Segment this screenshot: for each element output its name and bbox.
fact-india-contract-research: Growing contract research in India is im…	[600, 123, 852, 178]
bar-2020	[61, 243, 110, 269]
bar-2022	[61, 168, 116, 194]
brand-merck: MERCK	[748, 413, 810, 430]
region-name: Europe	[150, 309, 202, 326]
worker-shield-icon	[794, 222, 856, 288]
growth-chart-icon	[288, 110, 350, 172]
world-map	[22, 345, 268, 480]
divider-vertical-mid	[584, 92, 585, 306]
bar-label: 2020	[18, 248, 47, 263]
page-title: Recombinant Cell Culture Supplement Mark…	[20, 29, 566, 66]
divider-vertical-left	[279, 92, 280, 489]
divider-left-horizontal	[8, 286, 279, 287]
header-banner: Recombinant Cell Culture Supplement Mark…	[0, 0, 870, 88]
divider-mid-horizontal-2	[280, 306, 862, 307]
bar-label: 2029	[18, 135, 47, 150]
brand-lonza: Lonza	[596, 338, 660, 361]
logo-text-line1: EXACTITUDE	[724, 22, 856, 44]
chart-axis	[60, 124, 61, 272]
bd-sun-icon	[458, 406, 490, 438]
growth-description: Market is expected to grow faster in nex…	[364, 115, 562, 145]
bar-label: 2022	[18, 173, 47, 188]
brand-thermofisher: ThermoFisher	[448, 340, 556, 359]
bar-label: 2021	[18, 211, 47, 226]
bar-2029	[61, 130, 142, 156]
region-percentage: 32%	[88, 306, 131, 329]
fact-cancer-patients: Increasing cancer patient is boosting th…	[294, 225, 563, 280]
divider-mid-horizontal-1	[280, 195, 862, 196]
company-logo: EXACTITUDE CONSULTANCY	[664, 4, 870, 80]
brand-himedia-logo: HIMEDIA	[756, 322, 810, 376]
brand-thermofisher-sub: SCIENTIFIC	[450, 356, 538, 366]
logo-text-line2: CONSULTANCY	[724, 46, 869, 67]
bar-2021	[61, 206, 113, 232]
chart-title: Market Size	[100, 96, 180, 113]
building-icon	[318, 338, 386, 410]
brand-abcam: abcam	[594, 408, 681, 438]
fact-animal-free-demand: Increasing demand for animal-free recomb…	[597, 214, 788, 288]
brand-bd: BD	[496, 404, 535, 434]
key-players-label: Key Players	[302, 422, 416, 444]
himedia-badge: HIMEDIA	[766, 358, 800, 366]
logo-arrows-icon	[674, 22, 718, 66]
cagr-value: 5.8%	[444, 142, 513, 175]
• • •
Restate the entries above. Match them exactly.

• _YOUR RESPONSE_
Segment this screenshot: for each element output its name and bbox.
fact-india-contract-research: Growing contract research in India is im…	[600, 123, 852, 178]
bar-2020	[61, 243, 110, 269]
bar-2022	[61, 168, 116, 194]
brand-merck: MERCK	[748, 413, 810, 430]
region-name: Europe	[150, 309, 202, 326]
worker-shield-icon	[794, 222, 856, 288]
growth-chart-icon	[288, 110, 350, 172]
world-map	[22, 345, 268, 480]
divider-vertical-mid	[584, 92, 585, 306]
bar-label: 2020	[18, 248, 47, 263]
page-title: Recombinant Cell Culture Supplement Mark…	[20, 29, 566, 66]
divider-vertical-left	[279, 92, 280, 489]
divider-left-horizontal	[8, 286, 279, 287]
header-banner: Recombinant Cell Culture Supplement Mark…	[0, 0, 870, 88]
divider-mid-horizontal-2	[280, 306, 862, 307]
bar-label: 2029	[18, 135, 47, 150]
brand-lonza: Lonza	[596, 338, 660, 361]
logo-text-line1: EXACTITUDE	[724, 22, 856, 44]
chart-axis	[60, 124, 61, 272]
bd-sun-icon	[458, 406, 490, 438]
growth-description: Market is expected to grow faster in nex…	[364, 115, 562, 145]
bar-label: 2022	[18, 173, 47, 188]
brand-thermofisher: ThermoFisher	[448, 340, 556, 359]
bar-label: 2021	[18, 211, 47, 226]
bar-2029	[61, 130, 142, 156]
region-percentage: 32%	[88, 306, 131, 329]
fact-cancer-patients: Increasing cancer patient is boosting th…	[294, 225, 563, 280]
divider-mid-horizontal-1	[280, 195, 862, 196]
company-logo: EXACTITUDE CONSULTANCY	[664, 4, 870, 80]
brand-himedia-logo: HIMEDIA	[756, 322, 810, 376]
brand-thermofisher-sub: SCIENTIFIC	[450, 356, 538, 366]
logo-text-line2: CONSULTANCY	[724, 46, 869, 67]
bar-2021	[61, 206, 113, 232]
chart-title: Market Size	[100, 96, 180, 113]
building-icon	[318, 338, 386, 410]
brand-abcam: abcam	[594, 408, 681, 438]
fact-animal-free-demand: Increasing demand for animal-free recomb…	[597, 214, 788, 288]
brand-bd: BD	[496, 404, 535, 434]
key-players-label: Key Players	[302, 422, 416, 444]
himedia-badge: HIMEDIA	[766, 358, 800, 366]
logo-arrows-icon	[674, 22, 718, 66]
cagr-value: 5.8%	[444, 142, 513, 175]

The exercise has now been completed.